What follows is a set of records, each of which is to be written out exactly.

Stored data
------------------------------------------------------------

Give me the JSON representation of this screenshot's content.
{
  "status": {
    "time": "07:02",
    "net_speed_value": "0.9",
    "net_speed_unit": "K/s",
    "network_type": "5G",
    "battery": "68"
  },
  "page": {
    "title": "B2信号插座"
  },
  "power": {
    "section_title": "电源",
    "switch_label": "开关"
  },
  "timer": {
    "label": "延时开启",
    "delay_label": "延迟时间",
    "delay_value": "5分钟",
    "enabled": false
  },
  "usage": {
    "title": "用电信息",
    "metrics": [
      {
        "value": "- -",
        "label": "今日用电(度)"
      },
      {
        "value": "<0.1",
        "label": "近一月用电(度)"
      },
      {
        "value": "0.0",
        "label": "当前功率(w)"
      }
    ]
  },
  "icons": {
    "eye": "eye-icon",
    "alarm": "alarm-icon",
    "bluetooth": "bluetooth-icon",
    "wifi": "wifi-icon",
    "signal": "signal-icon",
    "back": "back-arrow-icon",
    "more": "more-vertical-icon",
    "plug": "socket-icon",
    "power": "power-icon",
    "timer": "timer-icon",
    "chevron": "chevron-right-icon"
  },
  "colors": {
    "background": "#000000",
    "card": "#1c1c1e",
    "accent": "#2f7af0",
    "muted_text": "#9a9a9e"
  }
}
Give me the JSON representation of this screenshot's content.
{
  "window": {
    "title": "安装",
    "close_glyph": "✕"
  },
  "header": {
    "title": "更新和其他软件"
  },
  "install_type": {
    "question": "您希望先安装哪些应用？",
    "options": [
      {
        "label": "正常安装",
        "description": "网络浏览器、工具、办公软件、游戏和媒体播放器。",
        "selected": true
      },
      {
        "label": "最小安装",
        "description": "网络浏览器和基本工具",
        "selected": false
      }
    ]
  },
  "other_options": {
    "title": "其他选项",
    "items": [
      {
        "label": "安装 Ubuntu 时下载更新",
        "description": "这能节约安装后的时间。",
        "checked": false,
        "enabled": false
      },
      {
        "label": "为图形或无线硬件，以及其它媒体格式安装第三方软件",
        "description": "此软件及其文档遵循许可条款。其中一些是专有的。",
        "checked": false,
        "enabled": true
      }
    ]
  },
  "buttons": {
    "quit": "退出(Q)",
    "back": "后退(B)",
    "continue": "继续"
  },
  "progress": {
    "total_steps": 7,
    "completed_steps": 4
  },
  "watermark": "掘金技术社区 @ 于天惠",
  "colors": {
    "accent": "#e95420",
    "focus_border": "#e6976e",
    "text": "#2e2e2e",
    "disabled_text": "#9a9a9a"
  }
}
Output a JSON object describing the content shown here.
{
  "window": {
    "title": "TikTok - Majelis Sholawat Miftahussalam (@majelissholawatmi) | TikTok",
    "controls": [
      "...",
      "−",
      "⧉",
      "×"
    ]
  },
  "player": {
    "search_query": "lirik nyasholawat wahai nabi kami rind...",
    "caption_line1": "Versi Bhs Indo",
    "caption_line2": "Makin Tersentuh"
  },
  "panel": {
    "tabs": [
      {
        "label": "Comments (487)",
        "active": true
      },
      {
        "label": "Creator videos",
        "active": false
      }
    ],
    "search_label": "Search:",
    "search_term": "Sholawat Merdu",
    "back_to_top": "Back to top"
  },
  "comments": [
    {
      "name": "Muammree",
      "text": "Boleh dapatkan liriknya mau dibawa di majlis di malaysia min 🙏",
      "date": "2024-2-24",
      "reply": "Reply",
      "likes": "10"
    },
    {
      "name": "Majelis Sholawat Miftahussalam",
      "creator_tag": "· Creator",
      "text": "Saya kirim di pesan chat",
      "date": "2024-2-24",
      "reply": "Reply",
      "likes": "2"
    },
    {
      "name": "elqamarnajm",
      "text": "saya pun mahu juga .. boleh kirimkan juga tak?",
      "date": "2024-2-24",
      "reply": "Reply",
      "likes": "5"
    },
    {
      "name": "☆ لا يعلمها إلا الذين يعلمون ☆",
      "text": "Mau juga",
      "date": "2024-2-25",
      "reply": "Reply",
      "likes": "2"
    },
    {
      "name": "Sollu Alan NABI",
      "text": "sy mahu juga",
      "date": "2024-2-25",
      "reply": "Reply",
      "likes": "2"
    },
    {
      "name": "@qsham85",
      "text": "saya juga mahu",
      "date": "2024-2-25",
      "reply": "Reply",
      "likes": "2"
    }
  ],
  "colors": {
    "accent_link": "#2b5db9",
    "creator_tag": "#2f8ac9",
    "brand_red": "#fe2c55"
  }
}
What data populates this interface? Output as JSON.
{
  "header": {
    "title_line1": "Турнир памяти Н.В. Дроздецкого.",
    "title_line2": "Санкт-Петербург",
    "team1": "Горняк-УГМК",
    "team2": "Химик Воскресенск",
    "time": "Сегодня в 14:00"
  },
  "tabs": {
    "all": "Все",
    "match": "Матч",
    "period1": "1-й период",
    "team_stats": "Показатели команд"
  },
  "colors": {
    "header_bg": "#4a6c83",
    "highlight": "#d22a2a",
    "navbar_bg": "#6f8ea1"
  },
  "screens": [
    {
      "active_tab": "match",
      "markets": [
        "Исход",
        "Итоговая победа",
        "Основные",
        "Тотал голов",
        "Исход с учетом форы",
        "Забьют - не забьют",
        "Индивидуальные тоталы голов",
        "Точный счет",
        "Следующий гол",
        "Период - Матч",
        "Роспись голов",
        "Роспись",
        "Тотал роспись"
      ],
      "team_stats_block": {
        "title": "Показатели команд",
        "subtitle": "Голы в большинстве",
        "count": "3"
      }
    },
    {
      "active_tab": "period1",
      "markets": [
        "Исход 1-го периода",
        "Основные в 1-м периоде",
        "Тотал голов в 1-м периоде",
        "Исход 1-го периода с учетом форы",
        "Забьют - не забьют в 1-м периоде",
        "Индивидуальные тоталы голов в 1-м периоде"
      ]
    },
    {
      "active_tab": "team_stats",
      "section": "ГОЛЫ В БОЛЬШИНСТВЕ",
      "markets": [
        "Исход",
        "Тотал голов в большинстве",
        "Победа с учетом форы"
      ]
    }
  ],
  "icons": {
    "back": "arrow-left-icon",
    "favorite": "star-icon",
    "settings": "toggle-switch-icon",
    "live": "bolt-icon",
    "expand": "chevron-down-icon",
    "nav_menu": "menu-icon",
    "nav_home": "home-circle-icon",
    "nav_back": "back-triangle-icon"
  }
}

------------------------------------------------------------

### SOLUTION TO THE EXERCISE
Give me the JSON representation of this screenshot's content.
{
  "status": {
    "time": "07:02",
    "net_speed_value": "0.9",
    "net_speed_unit": "K/s",
    "network_type": "5G",
    "battery": "68"
  },
  "page": {
    "title": "B2信号插座"
  },
  "power": {
    "section_title": "电源",
    "switch_label": "开关"
  },
  "timer": {
    "label": "延时开启",
    "delay_label": "延迟时间",
    "delay_value": "5分钟",
    "enabled": false
  },
  "usage": {
    "title": "用电信息",
    "metrics": [
      {
        "value": "- -",
        "label": "今日用电(度)"
      },
      {
        "value": "<0.1",
        "label": "近一月用电(度)"
      },
      {
        "value": "0.0",
        "label": "当前功率(w)"
      }
    ]
  },
  "icons": {
    "eye": "eye-icon",
    "alarm": "alarm-icon",
    "bluetooth": "bluetooth-icon",
    "wifi": "wifi-icon",
    "signal": "signal-icon",
    "back": "back-arrow-icon",
    "more": "more-vertical-icon",
    "plug": "socket-icon",
    "power": "power-icon",
    "timer": "timer-icon",
    "chevron": "chevron-right-icon"
  },
  "colors": {
    "background": "#000000",
    "card": "#1c1c1e",
    "accent": "#2f7af0",
    "muted_text": "#9a9a9e"
  }
}
Give me the JSON representation of this screenshot's content.
{
  "window": {
    "title": "安装",
    "close_glyph": "✕"
  },
  "header": {
    "title": "更新和其他软件"
  },
  "install_type": {
    "question": "您希望先安装哪些应用？",
    "options": [
      {
        "label": "正常安装",
        "description": "网络浏览器、工具、办公软件、游戏和媒体播放器。",
        "selected": true
      },
      {
        "label": "最小安装",
        "description": "网络浏览器和基本工具",
        "selected": false
      }
    ]
  },
  "other_options": {
    "title": "其他选项",
    "items": [
      {
        "label": "安装 Ubuntu 时下载更新",
        "description": "这能节约安装后的时间。",
        "checked": false,
        "enabled": false
      },
      {
        "label": "为图形或无线硬件，以及其它媒体格式安装第三方软件",
        "description": "此软件及其文档遵循许可条款。其中一些是专有的。",
        "checked": false,
        "enabled": true
      }
    ]
  },
  "buttons": {
    "quit": "退出(Q)",
    "back": "后退(B)",
    "continue": "继续"
  },
  "progress": {
    "total_steps": 7,
    "completed_steps": 4
  },
  "watermark": "掘金技术社区 @ 于天惠",
  "colors": {
    "accent": "#e95420",
    "focus_border": "#e6976e",
    "text": "#2e2e2e",
    "disabled_text": "#9a9a9a"
  }
}
Output a JSON object describing the content shown here.
{
  "window": {
    "title": "TikTok - Majelis Sholawat Miftahussalam (@majelissholawatmi) | TikTok",
    "controls": [
      "...",
      "−",
      "⧉",
      "×"
    ]
  },
  "player": {
    "search_query": "lirik nyasholawat wahai nabi kami rind...",
    "caption_line1": "Versi Bhs Indo",
    "caption_line2": "Makin Tersentuh"
  },
  "panel": {
    "tabs": [
      {
        "label": "Comments (487)",
        "active": true
      },
      {
        "label": "Creator videos",
        "active": false
      }
    ],
    "search_label": "Search:",
    "search_term": "Sholawat Merdu",
    "back_to_top": "Back to top"
  },
  "comments": [
    {
      "name": "Muammree",
      "text": "Boleh dapatkan liriknya mau dibawa di majlis di malaysia min 🙏",
      "date": "2024-2-24",
      "reply": "Reply",
      "likes": "10"
    },
    {
      "name": "Majelis Sholawat Miftahussalam",
      "creator_tag": "· Creator",
      "text": "Saya kirim di pesan chat",
      "date": "2024-2-24",
      "reply": "Reply",
      "likes": "2"
    },
    {
      "name": "elqamarnajm",
      "text": "saya pun mahu juga .. boleh kirimkan juga tak?",
      "date": "2024-2-24",
      "reply": "Reply",
      "likes": "5"
    },
    {
      "name": "☆ لا يعلمها إلا الذين يعلمون ☆",
      "text": "Mau juga",
      "date": "2024-2-25",
      "reply": "Reply",
      "likes": "2"
    },
    {
      "name": "Sollu Alan NABI",
      "text": "sy mahu juga",
      "date": "2024-2-25",
      "reply": "Reply",
      "likes": "2"
    },
    {
      "name": "@qsham85",
      "text": "saya juga mahu",
      "date": "2024-2-25",
      "reply": "Reply",
      "likes": "2"
    }
  ],
  "colors": {
    "accent_link": "#2b5db9",
    "creator_tag": "#2f8ac9",
    "brand_red": "#fe2c55"
  }
}
What data populates this interface? Output as JSON.
{
  "header": {
    "title_line1": "Турнир памяти Н.В. Дроздецкого.",
    "title_line2": "Санкт-Петербург",
    "team1": "Горняк-УГМК",
    "team2": "Химик Воскресенск",
    "time": "Сегодня в 14:00"
  },
  "tabs": {
    "all": "Все",
    "match": "Матч",
    "period1": "1-й период",
    "team_stats": "Показатели команд"
  },
  "colors": {
    "header_bg": "#4a6c83",
    "highlight": "#d22a2a",
    "navbar_bg": "#6f8ea1"
  },
  "screens": [
    {
      "active_tab": "match",
      "markets": [
        "Исход",
        "Итоговая победа",
        "Основные",
        "Тотал голов",
        "Исход с учетом форы",
        "Забьют - не забьют",
        "Индивидуальные тоталы голов",
        "Точный счет",
        "Следующий гол",
        "Период - Матч",
        "Роспись голов",
        "Роспись",
        "Тотал роспись"
      ],
      "team_stats_block": {
        "title": "Показатели команд",
        "subtitle": "Голы в большинстве",
        "count": "3"
      }
    },
    {
      "active_tab": "period1",
      "markets": [
        "Исход 1-го периода",
        "Основные в 1-м периоде",
        "Тотал голов в 1-м периоде",
        "Исход 1-го периода с учетом форы",
        "Забьют - не забьют в 1-м периоде",
        "Индивидуальные тоталы голов в 1-м периоде"
      ]
    },
    {
      "active_tab": "team_stats",
      "section": "ГОЛЫ В БОЛЬШИНСТВЕ",
      "markets": [
        "Исход",
        "Тотал голов в большинстве",
        "Победа с учетом форы"
      ]
    }
  ],
  "icons": {
    "back": "arrow-left-icon",
    "favorite": "star-icon",
    "settings": "toggle-switch-icon",
    "live": "bolt-icon",
    "expand": "chevron-down-icon",
    "nav_menu": "menu-icon",
    "nav_home": "home-circle-icon",
    "nav_back": "back-triangle-icon"
  }
}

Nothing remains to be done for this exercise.